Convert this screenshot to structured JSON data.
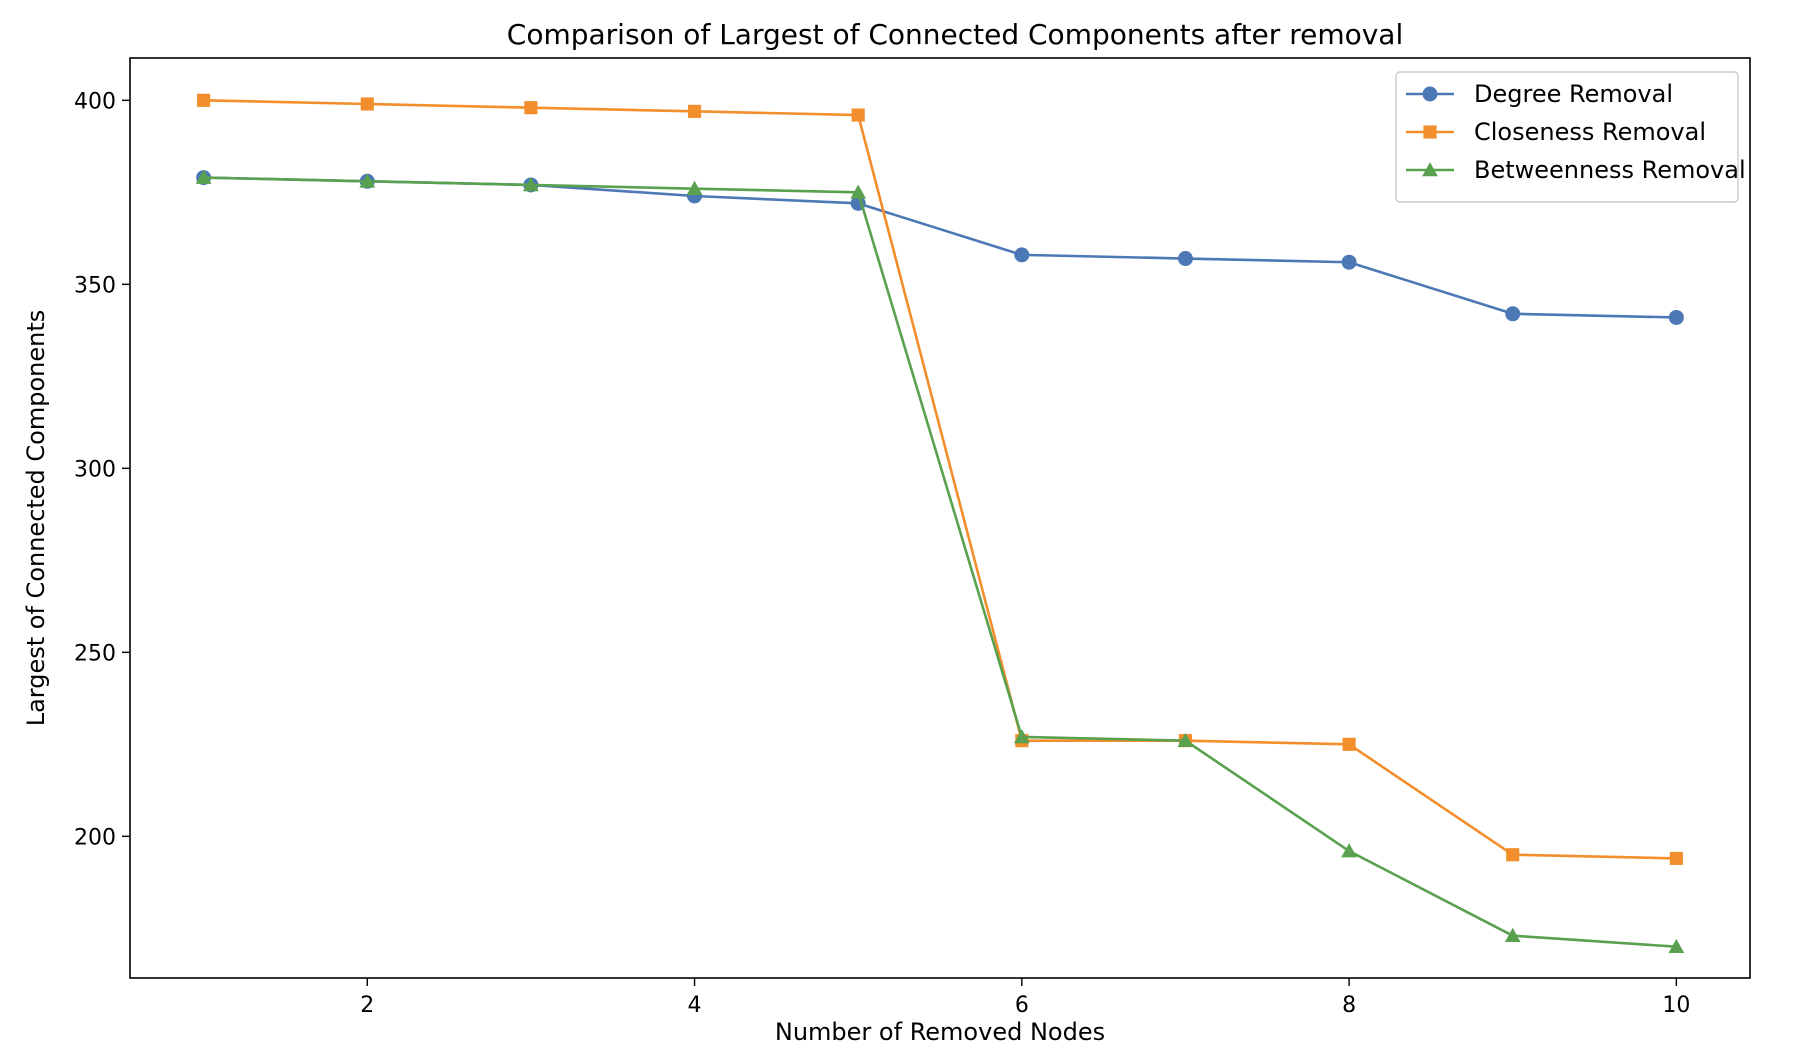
{
  "chart_data": {
    "type": "line",
    "title": "Comparison of Largest of Connected Components after removal",
    "xlabel": "Number of Removed Nodes",
    "ylabel": "Largest of Connected Components",
    "x": [
      1,
      2,
      3,
      4,
      5,
      6,
      7,
      8,
      9,
      10
    ],
    "xlim": [
      0.55,
      10.45
    ],
    "ylim": [
      161.5,
      411.5
    ],
    "xticks": [
      2,
      4,
      6,
      8,
      10
    ],
    "yticks": [
      200,
      250,
      300,
      350,
      400
    ],
    "grid": false,
    "legend_position": "top-right",
    "series": [
      {
        "name": "Degree Removal",
        "color": "#4c78b5",
        "marker": "circle",
        "values": [
          379,
          378,
          377,
          374,
          372,
          358,
          357,
          356,
          342,
          341
        ]
      },
      {
        "name": "Closeness Removal",
        "color": "#f28e2b",
        "marker": "square",
        "values": [
          400,
          399,
          398,
          397,
          396,
          226,
          226,
          225,
          195,
          194
        ]
      },
      {
        "name": "Betweenness Removal",
        "color": "#59a14f",
        "marker": "triangle",
        "values": [
          379,
          378,
          377,
          376,
          375,
          227,
          226,
          196,
          173,
          170
        ]
      }
    ]
  }
}
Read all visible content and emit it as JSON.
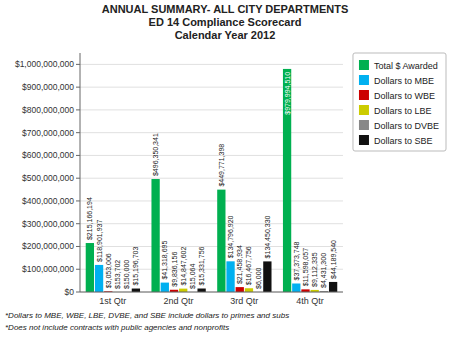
{
  "chart_data": {
    "type": "bar",
    "title": "ANNUAL SUMMARY- ALL CITY DEPARTMENTS\nED 14 Compliance Scorecard\nCalendar Year 2012",
    "categories": [
      "1st Qtr",
      "2nd Qtr",
      "3rd Qtr",
      "4th Qtr"
    ],
    "series": [
      {
        "name": "Total $ Awarded",
        "color": "#00B050",
        "values": [
          215166194,
          496350341,
          449771398,
          979994510
        ],
        "value_labels": [
          "$215,166,194",
          "$496,350,341",
          "$449,771,398",
          "$979,994,510"
        ]
      },
      {
        "name": "Dollars to MBE",
        "color": "#00B0F0",
        "values": [
          118901937,
          41318695,
          134796920,
          37373748
        ],
        "value_labels": [
          "$118,901,937",
          "$41,318,695",
          "$134,796,920",
          "$37,373,748"
        ]
      },
      {
        "name": "Dollars to WBE",
        "color": "#CC0000",
        "values": [
          3053006,
          9836156,
          21458934,
          11598057
        ],
        "value_labels": [
          "$3,053,006",
          "$9,836,156",
          "$21,458,934",
          "$11,598,057"
        ]
      },
      {
        "name": "Dollars to LBE",
        "color": "#CCCC00",
        "values": [
          153702,
          14847602,
          16467756,
          9112335
        ],
        "value_labels": [
          "$153,702",
          "$14,847,602",
          "$16,467,756",
          "$9,112,335"
        ]
      },
      {
        "name": "Dollars to DVBE",
        "color": "#888888",
        "values": [
          150000,
          15064,
          6000,
          4431300
        ],
        "value_labels": [
          "$150,000",
          "$15,064",
          "$6,000",
          "$4,431,300"
        ]
      },
      {
        "name": "Dollars to SBE",
        "color": "#111111",
        "values": [
          15196703,
          15331756,
          134450330,
          44189540
        ],
        "value_labels": [
          "$15,196,703",
          "$15,331,756",
          "$134,450,330",
          "$44,189,540"
        ]
      }
    ],
    "ylim": [
      0,
      1050000000
    ],
    "yticks": [
      {
        "value": 0,
        "label": "$0"
      },
      {
        "value": 100000000,
        "label": "$100,000,000"
      },
      {
        "value": 200000000,
        "label": "$200,000,000"
      },
      {
        "value": 300000000,
        "label": "$300,000,000"
      },
      {
        "value": 400000000,
        "label": "$400,000,000"
      },
      {
        "value": 500000000,
        "label": "$500,000,000"
      },
      {
        "value": 600000000,
        "label": "$600,000,000"
      },
      {
        "value": 700000000,
        "label": "$700,000,000"
      },
      {
        "value": 800000000,
        "label": "$800,000,000"
      },
      {
        "value": 900000000,
        "label": "$900,000,000"
      },
      {
        "value": 1000000000,
        "label": "$1,000,000,000"
      }
    ],
    "annotations": [
      "*Dollars to MBE, WBE, LBE, DVBE, and SBE include dollars to primes and subs",
      "*Does not include contracts with public agencies and nonprofits"
    ],
    "grid": true,
    "legend": "right",
    "data_labels": true
  }
}
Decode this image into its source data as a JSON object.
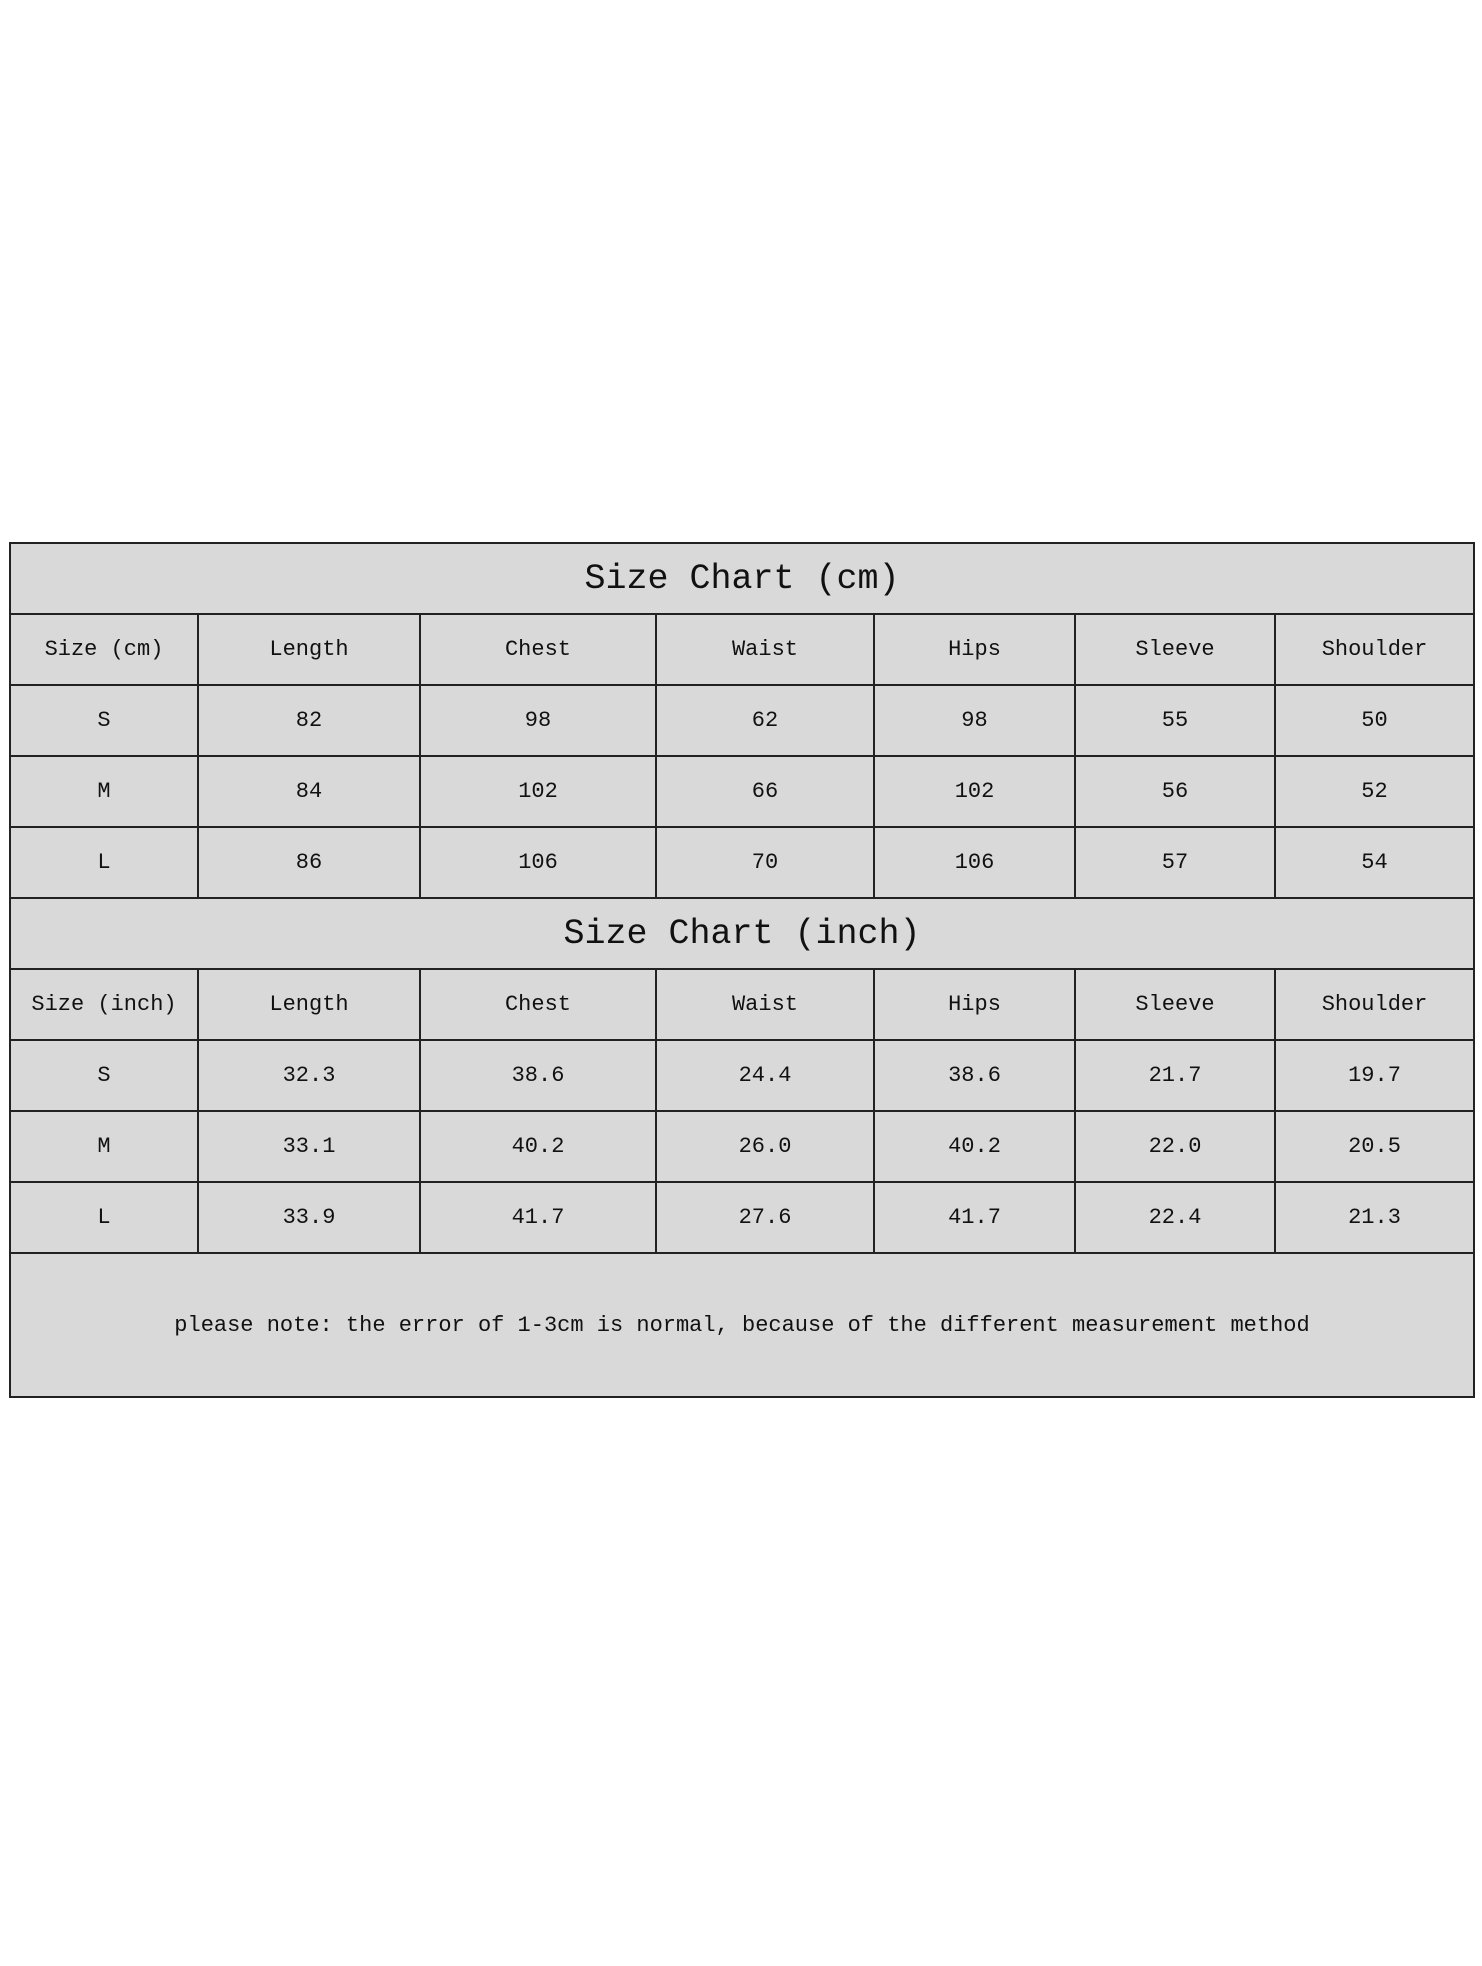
{
  "cm_table": {
    "title": "Size Chart (cm)",
    "headers": [
      "Size (cm)",
      "Length",
      "Chest",
      "Waist",
      "Hips",
      "Sleeve",
      "Shoulder"
    ],
    "rows": [
      [
        "S",
        "82",
        "98",
        "62",
        "98",
        "55",
        "50"
      ],
      [
        "M",
        "84",
        "102",
        "66",
        "102",
        "56",
        "52"
      ],
      [
        "L",
        "86",
        "106",
        "70",
        "106",
        "57",
        "54"
      ]
    ]
  },
  "inch_table": {
    "title": "Size Chart (inch)",
    "headers": [
      "Size (inch)",
      "Length",
      "Chest",
      "Waist",
      "Hips",
      "Sleeve",
      "Shoulder"
    ],
    "rows": [
      [
        "S",
        "32.3",
        "38.6",
        "24.4",
        "38.6",
        "21.7",
        "19.7"
      ],
      [
        "M",
        "33.1",
        "40.2",
        "26.0",
        "40.2",
        "22.0",
        "20.5"
      ],
      [
        "L",
        "33.9",
        "41.7",
        "27.6",
        "41.7",
        "22.4",
        "21.3"
      ]
    ]
  },
  "note": "please note: the error of 1-3cm is normal, because of the different measurement method",
  "colors": {
    "cell_background": "#d9d9d9",
    "border": "#222222"
  }
}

━━━━━━━━━━

- **Aim of the exercise**
Repeat the listing in full and exactly. Leave any pictures out.

- **Expected answer**
Convert this screenshot to structured JSON data.
{
  "chart_data": {
    "type": "line",
    "title": "Comparison of Largest of Connected Components after removal",
    "xlabel": "Number of Removed Nodes",
    "ylabel": "Largest of Connected Components",
    "x": [
      1,
      2,
      3,
      4,
      5,
      6,
      7,
      8,
      9,
      10
    ],
    "xlim": [
      0.55,
      10.45
    ],
    "ylim": [
      161.5,
      411.5
    ],
    "xticks": [
      2,
      4,
      6,
      8,
      10
    ],
    "yticks": [
      200,
      250,
      300,
      350,
      400
    ],
    "grid": false,
    "legend_position": "top-right",
    "series": [
      {
        "name": "Degree Removal",
        "color": "#4c78b5",
        "marker": "circle",
        "values": [
          379,
          378,
          377,
          374,
          372,
          358,
          357,
          356,
          342,
          341
        ]
      },
      {
        "name": "Closeness Removal",
        "color": "#f28e2b",
        "marker": "square",
        "values": [
          400,
          399,
          398,
          397,
          396,
          226,
          226,
          225,
          195,
          194
        ]
      },
      {
        "name": "Betweenness Removal",
        "color": "#59a14f",
        "marker": "triangle",
        "values": [
          379,
          378,
          377,
          376,
          375,
          227,
          226,
          196,
          173,
          170
        ]
      }
    ]
  }
}
Read all visible content and emit it as JSON.
{
  "chart_data": {
    "type": "bar",
    "title": "ANNUAL SUMMARY- ALL CITY DEPARTMENTS\nED 14 Compliance Scorecard\nCalendar Year 2012",
    "categories": [
      "1st Qtr",
      "2nd Qtr",
      "3rd Qtr",
      "4th Qtr"
    ],
    "series": [
      {
        "name": "Total $ Awarded",
        "color": "#00B050",
        "values": [
          215166194,
          496350341,
          449771398,
          979994510
        ],
        "value_labels": [
          "$215,166,194",
          "$496,350,341",
          "$449,771,398",
          "$979,994,510"
        ]
      },
      {
        "name": "Dollars to MBE",
        "color": "#00B0F0",
        "values": [
          118901937,
          41318695,
          134796920,
          37373748
        ],
        "value_labels": [
          "$118,901,937",
          "$41,318,695",
          "$134,796,920",
          "$37,373,748"
        ]
      },
      {
        "name": "Dollars to WBE",
        "color": "#CC0000",
        "values": [
          3053006,
          9836156,
          21458934,
          11598057
        ],
        "value_labels": [
          "$3,053,006",
          "$9,836,156",
          "$21,458,934",
          "$11,598,057"
        ]
      },
      {
        "name": "Dollars to LBE",
        "color": "#CCCC00",
        "values": [
          153702,
          14847602,
          16467756,
          9112335
        ],
        "value_labels": [
          "$153,702",
          "$14,847,602",
          "$16,467,756",
          "$9,112,335"
        ]
      },
      {
        "name": "Dollars to DVBE",
        "color": "#888888",
        "values": [
          150000,
          15064,
          6000,
          4431300
        ],
        "value_labels": [
          "$150,000",
          "$15,064",
          "$6,000",
          "$4,431,300"
        ]
      },
      {
        "name": "Dollars to SBE",
        "color": "#111111",
        "values": [
          15196703,
          15331756,
          134450330,
          44189540
        ],
        "value_labels": [
          "$15,196,703",
          "$15,331,756",
          "$134,450,330",
          "$44,189,540"
        ]
      }
    ],
    "ylim": [
      0,
      1050000000
    ],
    "yticks": [
      {
        "value": 0,
        "label": "$0"
      },
      {
        "value": 100000000,
        "label": "$100,000,000"
      },
      {
        "value": 200000000,
        "label": "$200,000,000"
      },
      {
        "value": 300000000,
        "label": "$300,000,000"
      },
      {
        "value": 400000000,
        "label": "$400,000,000"
      },
      {
        "value": 500000000,
        "label": "$500,000,000"
      },
      {
        "value": 600000000,
        "label": "$600,000,000"
      },
      {
        "value": 700000000,
        "label": "$700,000,000"
      },
      {
        "value": 800000000,
        "label": "$800,000,000"
      },
      {
        "value": 900000000,
        "label": "$900,000,000"
      },
      {
        "value": 1000000000,
        "label": "$1,000,000,000"
      }
    ],
    "annotations": [
      "*Dollars to MBE, WBE, LBE, DVBE, and SBE include dollars to primes and subs",
      "*Does not include contracts with public agencies and nonprofits"
    ],
    "grid": true,
    "legend": "right",
    "data_labels": true
  }
}
Decode this image into its source data as a JSON object.
{
  "cm_table": {
    "title": "Size Chart (cm)",
    "headers": [
      "Size (cm)",
      "Length",
      "Chest",
      "Waist",
      "Hips",
      "Sleeve",
      "Shoulder"
    ],
    "rows": [
      [
        "S",
        "82",
        "98",
        "62",
        "98",
        "55",
        "50"
      ],
      [
        "M",
        "84",
        "102",
        "66",
        "102",
        "56",
        "52"
      ],
      [
        "L",
        "86",
        "106",
        "70",
        "106",
        "57",
        "54"
      ]
    ]
  },
  "inch_table": {
    "title": "Size Chart (inch)",
    "headers": [
      "Size (inch)",
      "Length",
      "Chest",
      "Waist",
      "Hips",
      "Sleeve",
      "Shoulder"
    ],
    "rows": [
      [
        "S",
        "32.3",
        "38.6",
        "24.4",
        "38.6",
        "21.7",
        "19.7"
      ],
      [
        "M",
        "33.1",
        "40.2",
        "26.0",
        "40.2",
        "22.0",
        "20.5"
      ],
      [
        "L",
        "33.9",
        "41.7",
        "27.6",
        "41.7",
        "22.4",
        "21.3"
      ]
    ]
  },
  "note": "please note: the error of 1-3cm is normal, because of the different measurement method",
  "colors": {
    "cell_background": "#d9d9d9",
    "border": "#222222"
  }
}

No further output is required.